_REQUIRED WORK_
Among the entries below, find the lines with "title" and copy them.
----- DATA FOR THE TASK
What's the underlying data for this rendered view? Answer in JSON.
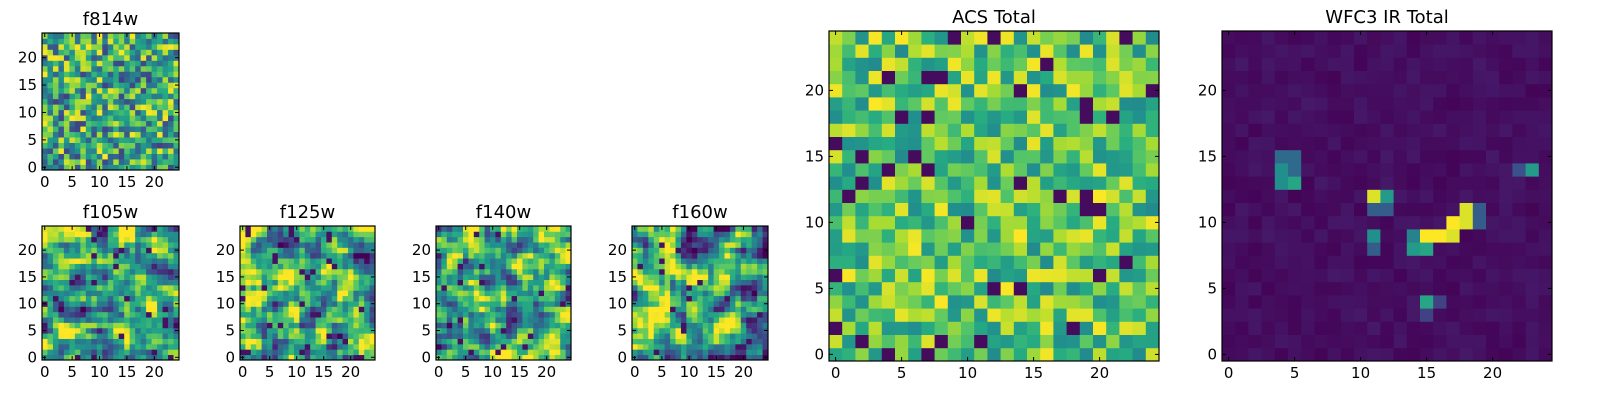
{
  "chart_data": [
    {
      "type": "heatmap",
      "title": "f814w",
      "grid_size": 25,
      "colormap": "viridis",
      "xlim": [
        0,
        24
      ],
      "ylim": [
        0,
        24
      ],
      "x_ticks": [
        "0",
        "5",
        "10",
        "15",
        "20"
      ],
      "y_ticks": [
        "0",
        "5",
        "10",
        "15",
        "20"
      ],
      "value_range": [
        0,
        1
      ],
      "pattern": "noise",
      "seed": 11
    },
    {
      "type": "heatmap",
      "title": "f105w",
      "grid_size": 25,
      "colormap": "viridis",
      "xlim": [
        0,
        24
      ],
      "ylim": [
        0,
        24
      ],
      "x_ticks": [
        "0",
        "5",
        "10",
        "15",
        "20"
      ],
      "y_ticks": [
        "0",
        "5",
        "10",
        "15",
        "20"
      ],
      "value_range": [
        0,
        1
      ],
      "pattern": "smooth",
      "seed": 23
    },
    {
      "type": "heatmap",
      "title": "f125w",
      "grid_size": 25,
      "colormap": "viridis",
      "xlim": [
        0,
        24
      ],
      "ylim": [
        0,
        24
      ],
      "x_ticks": [
        "0",
        "5",
        "10",
        "15",
        "20"
      ],
      "y_ticks": [
        "0",
        "5",
        "10",
        "15",
        "20"
      ],
      "value_range": [
        0,
        1
      ],
      "pattern": "smooth",
      "seed": 37
    },
    {
      "type": "heatmap",
      "title": "f140w",
      "grid_size": 25,
      "colormap": "viridis",
      "xlim": [
        0,
        24
      ],
      "ylim": [
        0,
        24
      ],
      "x_ticks": [
        "0",
        "5",
        "10",
        "15",
        "20"
      ],
      "y_ticks": [
        "0",
        "5",
        "10",
        "15",
        "20"
      ],
      "value_range": [
        0,
        1
      ],
      "pattern": "smooth",
      "seed": 41
    },
    {
      "type": "heatmap",
      "title": "f160w",
      "grid_size": 25,
      "colormap": "viridis",
      "xlim": [
        0,
        24
      ],
      "ylim": [
        0,
        24
      ],
      "x_ticks": [
        "0",
        "5",
        "10",
        "15",
        "20"
      ],
      "y_ticks": [
        "0",
        "5",
        "10",
        "15",
        "20"
      ],
      "value_range": [
        0,
        1
      ],
      "pattern": "smooth",
      "seed": 53
    },
    {
      "type": "heatmap",
      "title": "ACS Total",
      "grid_size": 25,
      "colormap": "viridis",
      "xlim": [
        0,
        24
      ],
      "ylim": [
        0,
        24
      ],
      "x_ticks": [
        "0",
        "5",
        "10",
        "15",
        "20"
      ],
      "y_ticks": [
        "0",
        "5",
        "10",
        "15",
        "20"
      ],
      "value_range": [
        0,
        1
      ],
      "pattern": "noise_bright",
      "seed": 67
    },
    {
      "type": "heatmap",
      "title": "WFC3 IR Total",
      "grid_size": 25,
      "colormap": "viridis",
      "xlim": [
        0,
        24
      ],
      "ylim": [
        0,
        24
      ],
      "x_ticks": [
        "0",
        "5",
        "10",
        "15",
        "20"
      ],
      "y_ticks": [
        "0",
        "5",
        "10",
        "15",
        "20"
      ],
      "value_range": [
        0,
        1
      ],
      "pattern": "sparse",
      "seed": 79,
      "bright_pixels": [
        {
          "x": 4,
          "y": 15,
          "v": 0.35
        },
        {
          "x": 5,
          "y": 15,
          "v": 0.35
        },
        {
          "x": 4,
          "y": 14,
          "v": 0.5
        },
        {
          "x": 5,
          "y": 14,
          "v": 0.35
        },
        {
          "x": 4,
          "y": 13,
          "v": 0.5
        },
        {
          "x": 5,
          "y": 13,
          "v": 0.6
        },
        {
          "x": 22,
          "y": 14,
          "v": 0.25
        },
        {
          "x": 23,
          "y": 14,
          "v": 0.55
        },
        {
          "x": 11,
          "y": 12,
          "v": 0.95
        },
        {
          "x": 12,
          "y": 12,
          "v": 0.55
        },
        {
          "x": 11,
          "y": 11,
          "v": 0.3
        },
        {
          "x": 12,
          "y": 11,
          "v": 0.3
        },
        {
          "x": 18,
          "y": 11,
          "v": 0.95
        },
        {
          "x": 19,
          "y": 11,
          "v": 0.3
        },
        {
          "x": 17,
          "y": 10,
          "v": 1.0
        },
        {
          "x": 18,
          "y": 10,
          "v": 0.95
        },
        {
          "x": 19,
          "y": 10,
          "v": 0.3
        },
        {
          "x": 15,
          "y": 9,
          "v": 1.0
        },
        {
          "x": 16,
          "y": 9,
          "v": 1.0
        },
        {
          "x": 17,
          "y": 9,
          "v": 0.95
        },
        {
          "x": 11,
          "y": 9,
          "v": 0.5
        },
        {
          "x": 14,
          "y": 9,
          "v": 0.45
        },
        {
          "x": 14,
          "y": 8,
          "v": 0.55
        },
        {
          "x": 15,
          "y": 8,
          "v": 0.6
        },
        {
          "x": 11,
          "y": 8,
          "v": 0.3
        },
        {
          "x": 15,
          "y": 4,
          "v": 0.6
        },
        {
          "x": 16,
          "y": 4,
          "v": 0.2
        },
        {
          "x": 15,
          "y": 3,
          "v": 0.2
        }
      ]
    }
  ]
}
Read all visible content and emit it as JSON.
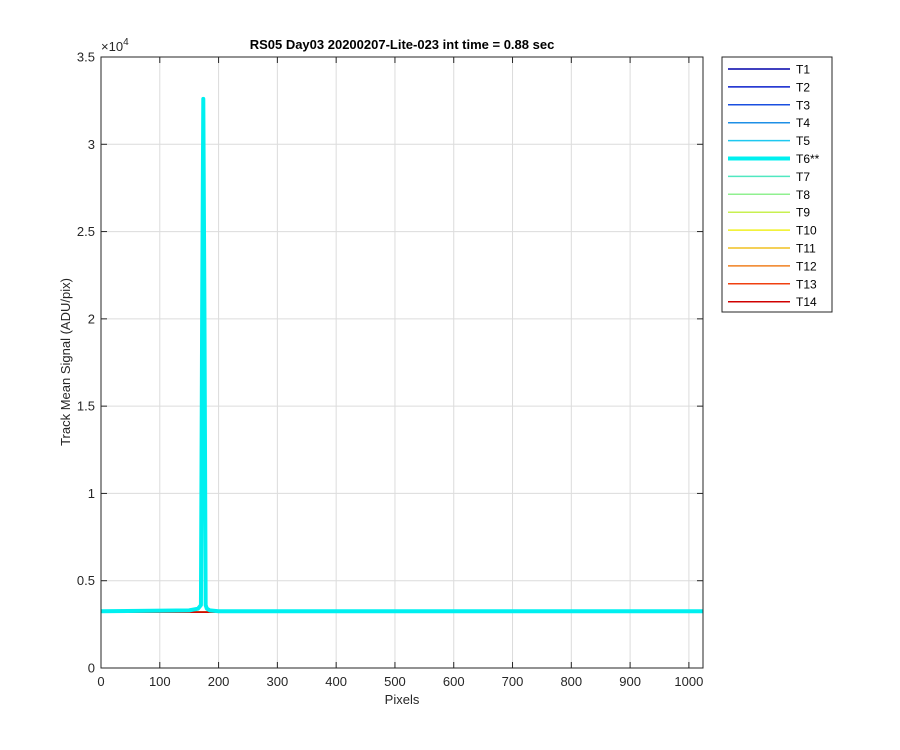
{
  "chart_data": {
    "type": "line",
    "title": "RS05 Day03 20200207-Lite-023 int time = 0.88 sec",
    "xlabel": "Pixels",
    "ylabel": "Track Mean Signal (ADU/pix)",
    "y_exponent_label": "×10",
    "y_exponent_power": "4",
    "xlim": [
      0,
      1024
    ],
    "ylim": [
      0,
      35000
    ],
    "grid": true,
    "legend_placement": "outside-right",
    "x_ticks": [
      0,
      100,
      200,
      300,
      400,
      500,
      600,
      700,
      800,
      900,
      1000
    ],
    "x_tick_labels": [
      "0",
      "100",
      "200",
      "300",
      "400",
      "500",
      "600",
      "700",
      "800",
      "900",
      "1000"
    ],
    "y_ticks": [
      0,
      5000,
      10000,
      15000,
      20000,
      25000,
      30000,
      35000
    ],
    "y_tick_labels": [
      "0",
      "0.5",
      "1",
      "1.5",
      "2",
      "2.5",
      "3",
      "3.5"
    ],
    "series": [
      {
        "name": "T1",
        "color": "#0000aa",
        "width": 1.5,
        "x": [
          0,
          1024
        ],
        "y": [
          3200,
          3200
        ]
      },
      {
        "name": "T2",
        "color": "#0a1fcc",
        "width": 1.5,
        "x": [
          0,
          1024
        ],
        "y": [
          3200,
          3200
        ]
      },
      {
        "name": "T3",
        "color": "#1a4fe0",
        "width": 1.5,
        "x": [
          0,
          1024
        ],
        "y": [
          3200,
          3200
        ]
      },
      {
        "name": "T4",
        "color": "#1e8fe6",
        "width": 1.5,
        "x": [
          0,
          1024
        ],
        "y": [
          3200,
          3200
        ]
      },
      {
        "name": "T5",
        "color": "#1ec8f0",
        "width": 1.5,
        "x": [
          0,
          1024
        ],
        "y": [
          3200,
          3200
        ]
      },
      {
        "name": "T6**",
        "color": "#00f0f0",
        "width": 4,
        "x": [
          0,
          150,
          165,
          170,
          172,
          174,
          176,
          178,
          180,
          185,
          200,
          1024
        ],
        "y": [
          3250,
          3300,
          3400,
          3600,
          20000,
          32600,
          20000,
          3600,
          3400,
          3300,
          3250,
          3250
        ]
      },
      {
        "name": "T7",
        "color": "#50e8c0",
        "width": 1.5,
        "x": [
          0,
          1024
        ],
        "y": [
          3200,
          3200
        ]
      },
      {
        "name": "T8",
        "color": "#90f090",
        "width": 1.5,
        "x": [
          0,
          1024
        ],
        "y": [
          3200,
          3200
        ]
      },
      {
        "name": "T9",
        "color": "#c8f050",
        "width": 1.5,
        "x": [
          0,
          1024
        ],
        "y": [
          3200,
          3200
        ]
      },
      {
        "name": "T10",
        "color": "#f0f020",
        "width": 1.5,
        "x": [
          0,
          1024
        ],
        "y": [
          3200,
          3200
        ]
      },
      {
        "name": "T11",
        "color": "#f0c020",
        "width": 1.5,
        "x": [
          0,
          1024
        ],
        "y": [
          3200,
          3200
        ]
      },
      {
        "name": "T12",
        "color": "#f08020",
        "width": 1.5,
        "x": [
          0,
          1024
        ],
        "y": [
          3200,
          3200
        ]
      },
      {
        "name": "T13",
        "color": "#f04010",
        "width": 1.5,
        "x": [
          0,
          1024
        ],
        "y": [
          3200,
          3200
        ]
      },
      {
        "name": "T14",
        "color": "#d00000",
        "width": 1.5,
        "x": [
          0,
          1024
        ],
        "y": [
          3200,
          3200
        ]
      }
    ]
  }
}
----------
_PROBLEM SOLUTION_
      "title": "f814w",
      "title": "f105w",
      "title": "f125w",
      "title": "f140w",
      "title": "f160w",
      "title": "ACS Total",
      "title": "WFC3 IR Total",
    "title": "RS05 Day03 20200207-Lite-023 int time = 0.88 sec",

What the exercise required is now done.